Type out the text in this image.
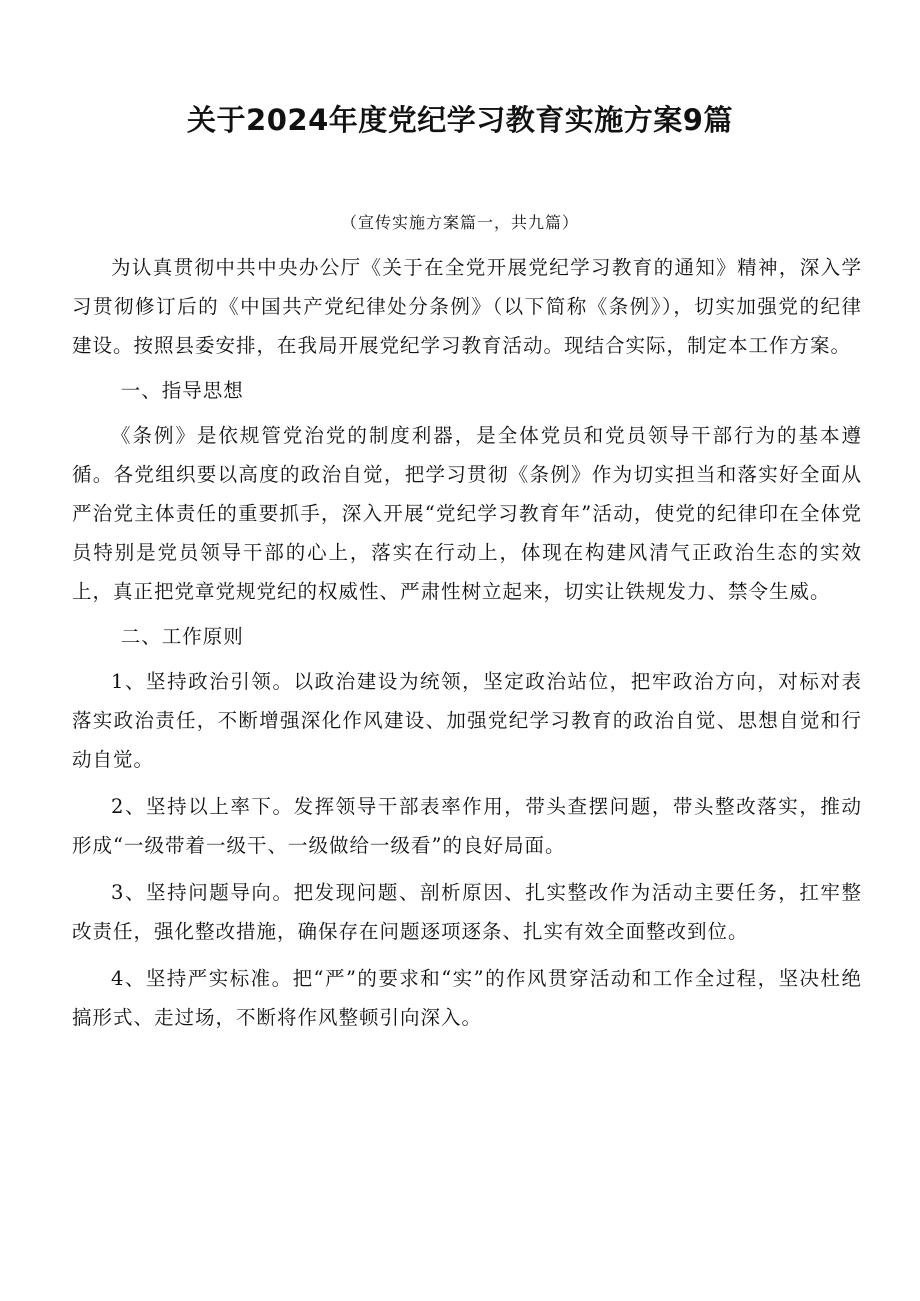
关于2024年度党纪学习教育实施方案9篇

（宣传实施方案篇一，共九篇）

为认真贯彻中共中央办公厅《关于在全党开展党纪学习教育的通知》精神，深入学习贯彻修订后的《中国共产党纪律处分条例》（以下简称《条例》），切实加强党的纪律建设。按照县委安排，在我局开展党纪学习教育活动。现结合实际，制定本工作方案。

一、指导思想

《条例》是依规管党治党的制度利器，是全体党员和党员领导干部行为的基本遵循。各党组织要以高度的政治自觉，把学习贯彻《条例》作为切实担当和落实好全面从严治党主体责任的重要抓手，深入开展“党纪学习教育年”活动，使党的纪律印在全体党员特别是党员领导干部的心上，落实在行动上，体现在构建风清气正政治生态的实效上，真正把党章党规党纪的权威性、严肃性树立起来，切实让铁规发力、禁令生威。

二、工作原则

1、坚持政治引领。以政治建设为统领，坚定政治站位，把牢政治方向，对标对表落实政治责任，不断增强深化作风建设、加强党纪学习教育的政治自觉、思想自觉和行动自觉。

2、坚持以上率下。发挥领导干部表率作用，带头查摆问题，带头整改落实，推动形成“一级带着一级干、一级做给一级看”的良好局面。

3、坚持问题导向。把发现问题、剖析原因、扎实整改作为活动主要任务，扛牢整改责任，强化整改措施，确保存在问题逐项逐条、扎实有效全面整改到位。

4、坚持严实标准。把“严”的要求和“实”的作风贯穿活动和工作全过程，坚决杜绝搞形式、走过场，不断将作风整顿引向深入。
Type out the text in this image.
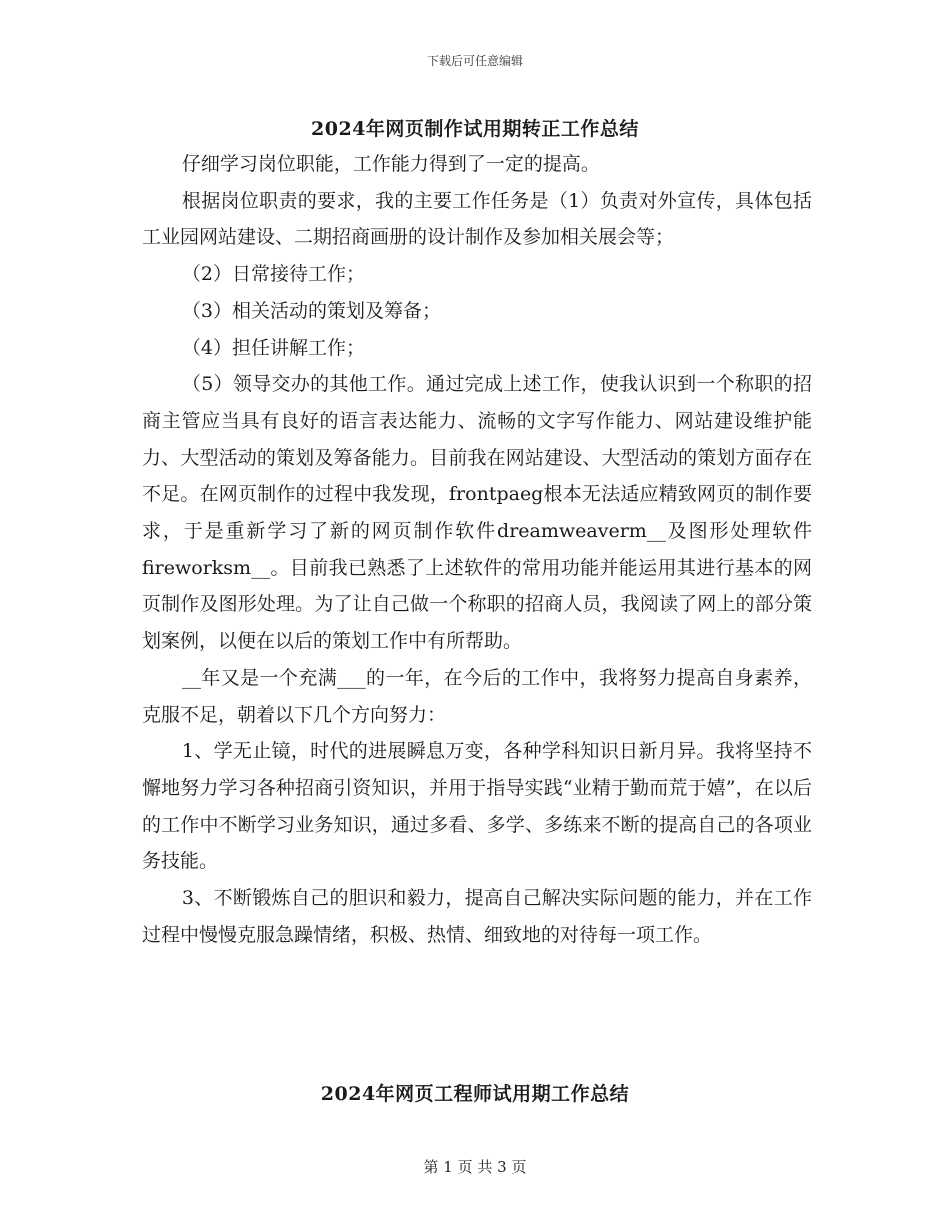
下载后可任意编辑
2024年网页制作试用期转正工作总结

仔细学习岗位职能，工作能力得到了一定的提高。

根据岗位职责的要求，我的主要工作任务是（1）负责对外宣传，具体包括工业园网站建设、二期招商画册的设计制作及参加相关展会等；

（2）日常接待工作；

（3）相关活动的策划及筹备；

（4）担任讲解工作；

（5）领导交办的其他工作。通过完成上述工作，使我认识到一个称职的招商主管应当具有良好的语言表达能力、流畅的文字写作能力、网站建设维护能力、大型活动的策划及筹备能力。目前我在网站建设、大型活动的策划方面存在不足。在网页制作的过程中我发现，frontpaeg根本无法适应精致网页的制作要求，于是重新学习了新的网页制作软件dreamweaverm__及图形处理软件fireworksm__。目前我已熟悉了上述软件的常用功能并能运用其进行基本的网页制作及图形处理。为了让自己做一个称职的招商人员，我阅读了网上的部分策划案例，以便在以后的策划工作中有所帮助。

__年又是一个充满___的一年，在今后的工作中，我将努力提高自身素养，克服不足，朝着以下几个方向努力：

1、学无止镜，时代的进展瞬息万变，各种学科知识日新月异。我将坚持不懈地努力学习各种招商引资知识，并用于指导实践“业精于勤而荒于嬉”，在以后的工作中不断学习业务知识，通过多看、多学、多练来不断的提高自己的各项业务技能。

3、不断锻炼自己的胆识和毅力，提高自己解决实际问题的能力，并在工作过程中慢慢克服急躁情绪，积极、热情、细致地的对待每一项工作。

2024年网页工程师试用期工作总结
第 1 页 共 3 页
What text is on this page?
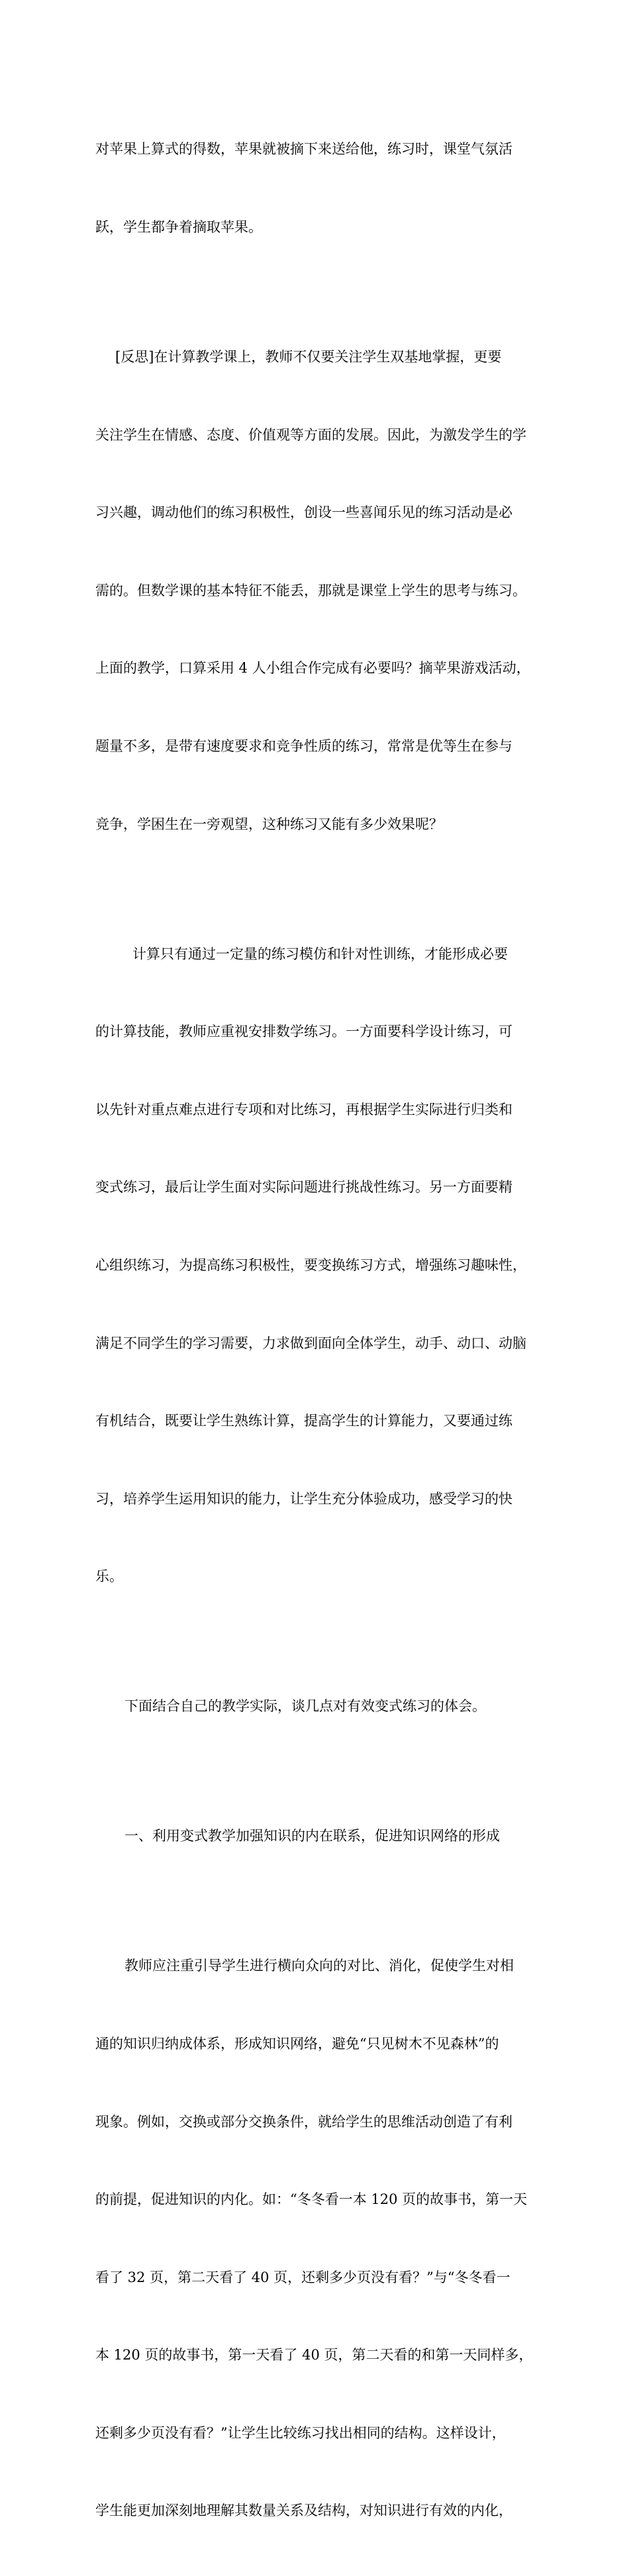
对苹果上算式的得数，苹果就被摘下来送给他，练习时，课堂气氛活

跃，学生都争着摘取苹果。

[反思]在计算教学课上，教师不仅要关注学生双基地掌握，更要

关注学生在情感、态度、价值观等方面的发展。因此，为激发学生的学

习兴趣，调动他们的练习积极性，创设一些喜闻乐见的练习活动是必

需的。但数学课的基本特征不能丢，那就是课堂上学生的思考与练习。

上面的教学，口算采用 4 人小组合作完成有必要吗？摘苹果游戏活动，

题量不多，是带有速度要求和竞争性质的练习，常常是优等生在参与

竞争，学困生在一旁观望，这种练习又能有多少效果呢？

计算只有通过一定量的练习模仿和针对性训练，才能形成必要

的计算技能，教师应重视安排数学练习。一方面要科学设计练习，可

以先针对重点难点进行专项和对比练习，再根据学生实际进行归类和

变式练习，最后让学生面对实际问题进行挑战性练习。另一方面要精

心组织练习，为提高练习积极性，要变换练习方式，增强练习趣味性，

满足不同学生的学习需要，力求做到面向全体学生，动手、动口、动脑

有机结合，既要让学生熟练计算，提高学生的计算能力，又要通过练

习，培养学生运用知识的能力，让学生充分体验成功，感受学习的快

乐。

下面结合自己的教学实际，谈几点对有效变式练习的体会。

一、利用变式教学加强知识的内在联系，促进知识网络的形成

教师应注重引导学生进行横向众向的对比、消化，促使学生对相

通的知识归纳成体系，形成知识网络，避免“只见树木不见森林”的

现象。例如，交换或部分交换条件，就给学生的思维活动创造了有利

的前提，促进知识的内化。如：“冬冬看一本 120 页的故事书，第一天

看了 32 页，第二天看了 40 页，还剩多少页没有看？”与“冬冬看一

本 120 页的故事书，第一天看了 40 页，第二天看的和第一天同样多，

还剩多少页没有看？”让学生比较练习找出相同的结构。这样设计，

学生能更加深刻地理解其数量关系及结构，对知识进行有效的内化，
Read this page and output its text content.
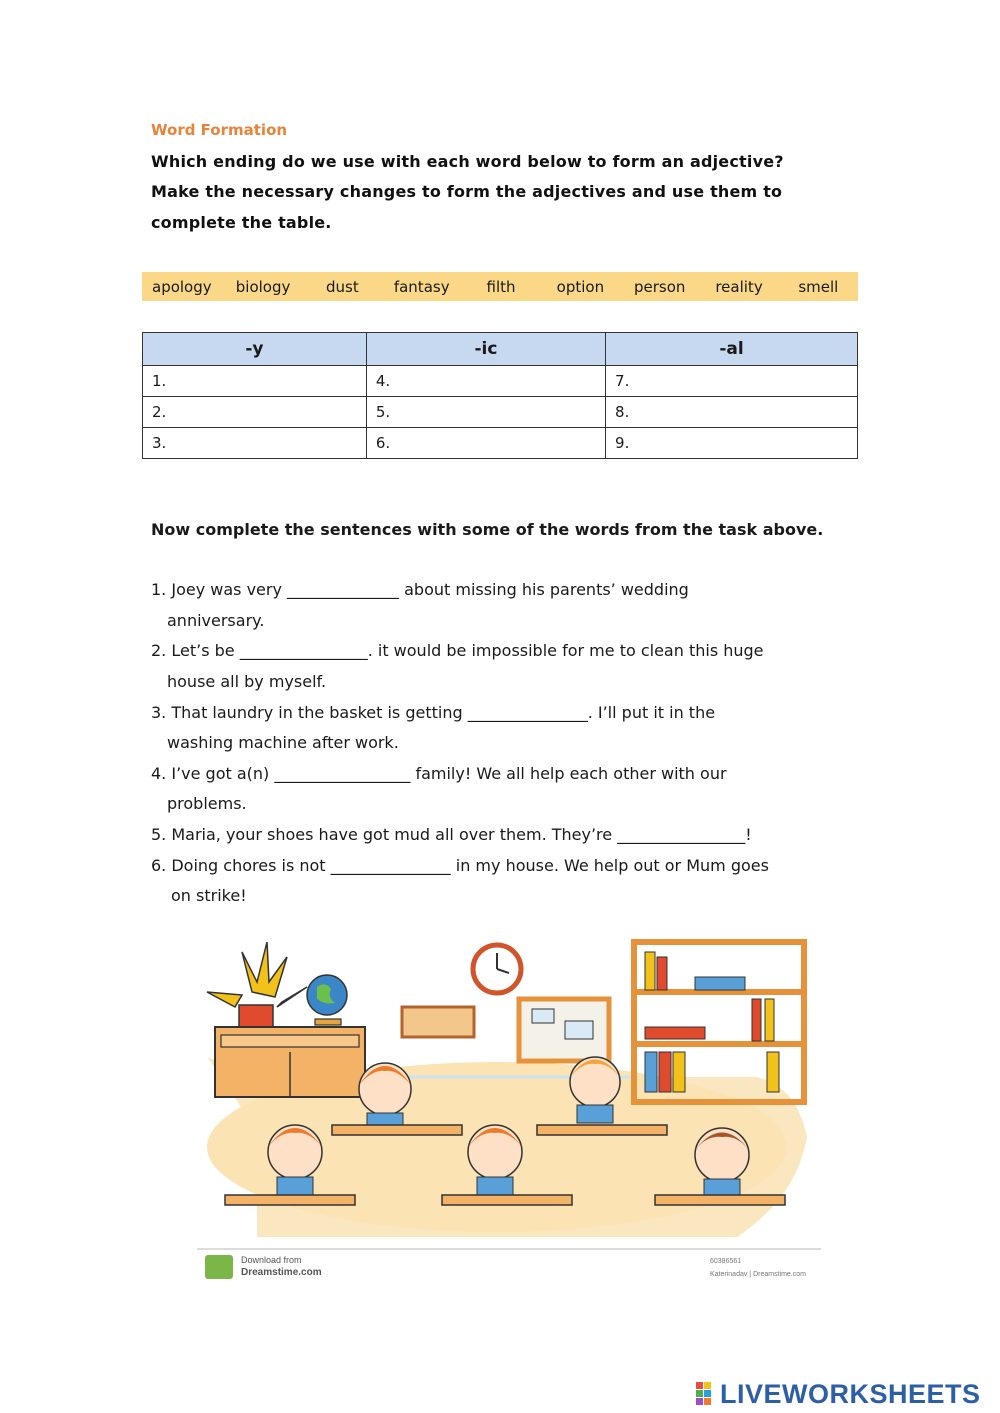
Word Formation
Which ending do we use with each word below to form an adjective?
Make the necessary changes to form the adjectives and use them to
complete the table.
apology	biology	dust	fantasy	filth	option	person	reality	smell
-y	-ic	-al
1.	4.	7.
2.	5.	8.
3.	6.	9.
Now complete the sentences with some of the words from the task above.
1. Joey was very ______________ about missing his parents’ wedding
anniversary.
2. Let’s be ________________. it would be impossible for me to clean this huge
house all by myself.
3. That laundry in the basket is getting _______________. I’ll put it in the
washing machine after work.
4. I’ve got a(n) _________________ family! We all help each other with our
problems.
5. Maria, your shoes have got mud all over them. They’re ________________!
6. Doing chores is not _______________ in my house. We help out or Mum goes
on strike!
Download from
Dreamstime.com
60386561
Katerinadav | Dreamstime.com
LIVEWORKSHEETS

■ TASK INSTRUCTIONS
Filter the listing for the word "Dreamstime" and copy every line that holds it.

■ EXERCISE SOLUTION
Dreamstime.com
Katerinadav | Dreamstime.com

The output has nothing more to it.